WHAT YOU SHOULD DO:
Restate the records that follow word for word; no pictures should appear.

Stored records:
******************************

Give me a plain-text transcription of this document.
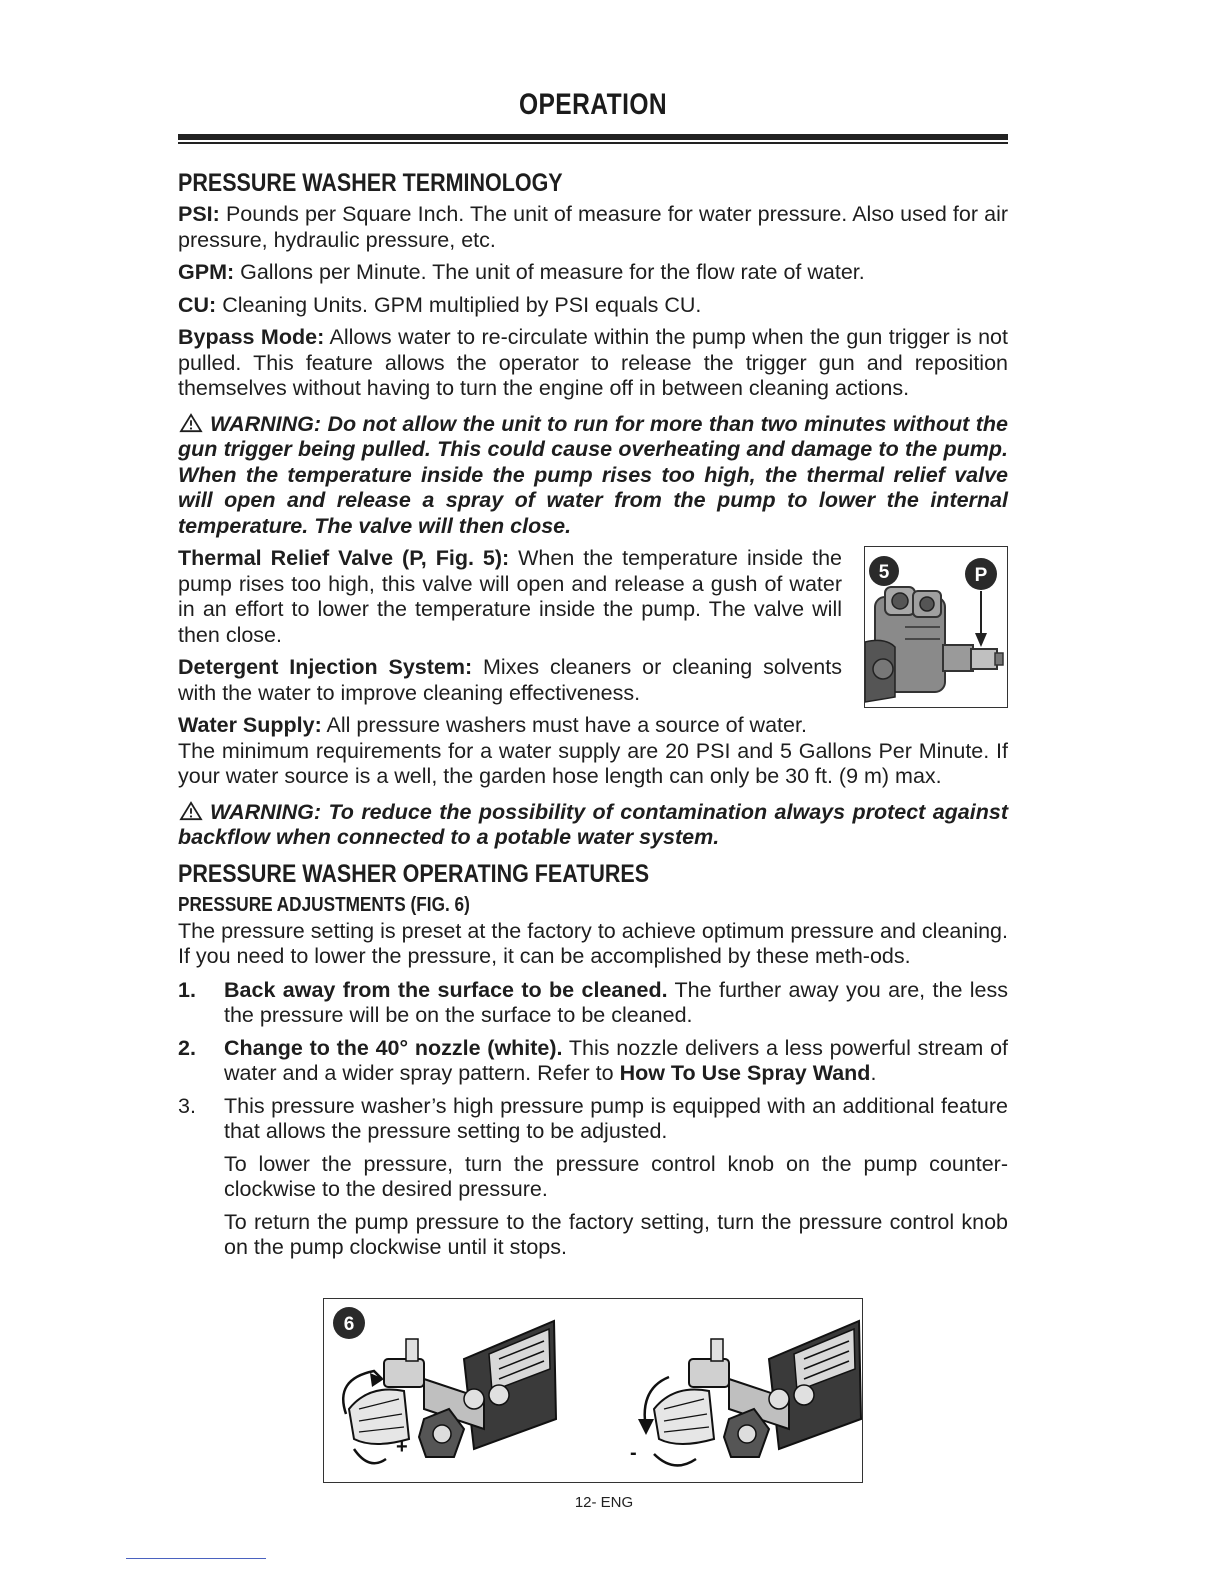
OPERATION
PRESSURE WASHER TERMINOLOGY

PSI: Pounds per Square Inch. The unit of measure for water pressure. Also used for air pressure, hydraulic pressure, etc.

GPM: Gallons per Minute. The unit of measure for the flow rate of water.

CU: Cleaning Units. GPM multiplied by PSI equals CU.

Bypass Mode: Allows water to re-circulate within the pump when the gun trigger is not pulled. This feature allows the operator to release the trigger gun and reposition themselves without having to turn the engine off in between cleaning actions.

WARNING: Do not allow the unit to run for more than two minutes without the gun trigger being pulled. This could cause overheating and damage to the pump. When the temperature inside the pump rises too high, the thermal relief valve will open and release a spray of water from the pump to lower the internal temperature. The valve will then close.

5	P

Thermal Relief Valve (P, Fig. 5): When the temperature inside the pump rises too high, this valve will open and release a gush of water in an effort to lower the temperature inside the pump. The valve will then close.

Detergent Injection System: Mixes cleaners or cleaning solvents with the water to improve cleaning effectiveness.

Water Supply: All pressure washers must have a source of water.

The minimum requirements for a water supply are 20 PSI and 5 Gallons Per Minute. If your water source is a well, the garden hose length can only be 30 ft. (9 m) max.

WARNING: To reduce the possibility of contamination always protect against backflow when connected to a potable water system.

PRESSURE WASHER OPERATING FEATURES
PRESSURE ADJUSTMENTS (FIG. 6)

The pressure setting is preset at the factory to achieve optimum pressure and cleaning. If you need to lower the pressure, it can be accomplished by these meth-ods.

1. Back away from the surface to be cleaned. The further away you are, the less the pressure will be on the surface to be cleaned.
2. Change to the 40° nozzle (white). This nozzle delivers a less powerful stream of water and a wider spray pattern. Refer to How To Use Spray Wand.
3. This pressure washer’s high pressure pump is equipped with an additional feature that allows the pressure setting to be adjusted.

To lower the pressure, turn the pressure control knob on the pump counter-clockwise to the desired pressure.

To return the pump pressure to the factory setting, turn the pressure control knob on the pump clockwise until it stops.

6
+	-
12- ENG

******************************

REPLY:
Give me a plain-text transcription of this document.
OPERATION
PRESSURE WASHER TERMINOLOGY

PSI: Pounds per Square Inch. The unit of measure for water pressure. Also used for air pressure, hydraulic pressure, etc.

GPM: Gallons per Minute. The unit of measure for the flow rate of water.

CU: Cleaning Units. GPM multiplied by PSI equals CU.

Bypass Mode: Allows water to re-circulate within the pump when the gun trigger is not pulled. This feature allows the operator to release the trigger gun and reposition themselves without having to turn the engine off in between cleaning actions.

WARNING: Do not allow the unit to run for more than two minutes without the gun trigger being pulled. This could cause overheating and damage to the pump. When the temperature inside the pump rises too high, the thermal relief valve will open and release a spray of water from the pump to lower the internal temperature. The valve will then close.

5	P

Thermal Relief Valve (P, Fig. 5): When the temperature inside the pump rises too high, this valve will open and release a gush of water in an effort to lower the temperature inside the pump. The valve will then close.

Detergent Injection System: Mixes cleaners or cleaning solvents with the water to improve cleaning effectiveness.

Water Supply: All pressure washers must have a source of water.

The minimum requirements for a water supply are 20 PSI and 5 Gallons Per Minute. If your water source is a well, the garden hose length can only be 30 ft. (9 m) max.

WARNING: To reduce the possibility of contamination always protect against backflow when connected to a potable water system.

PRESSURE WASHER OPERATING FEATURES
PRESSURE ADJUSTMENTS (FIG. 6)

The pressure setting is preset at the factory to achieve optimum pressure and cleaning. If you need to lower the pressure, it can be accomplished by these meth-ods.

1. Back away from the surface to be cleaned. The further away you are, the less the pressure will be on the surface to be cleaned.
2. Change to the 40° nozzle (white). This nozzle delivers a less powerful stream of water and a wider spray pattern. Refer to How To Use Spray Wand.
3. This pressure washer’s high pressure pump is equipped with an additional feature that allows the pressure setting to be adjusted.

To lower the pressure, turn the pressure control knob on the pump counter-clockwise to the desired pressure.

To return the pump pressure to the factory setting, turn the pressure control knob on the pump clockwise until it stops.

6
+	-
12- ENG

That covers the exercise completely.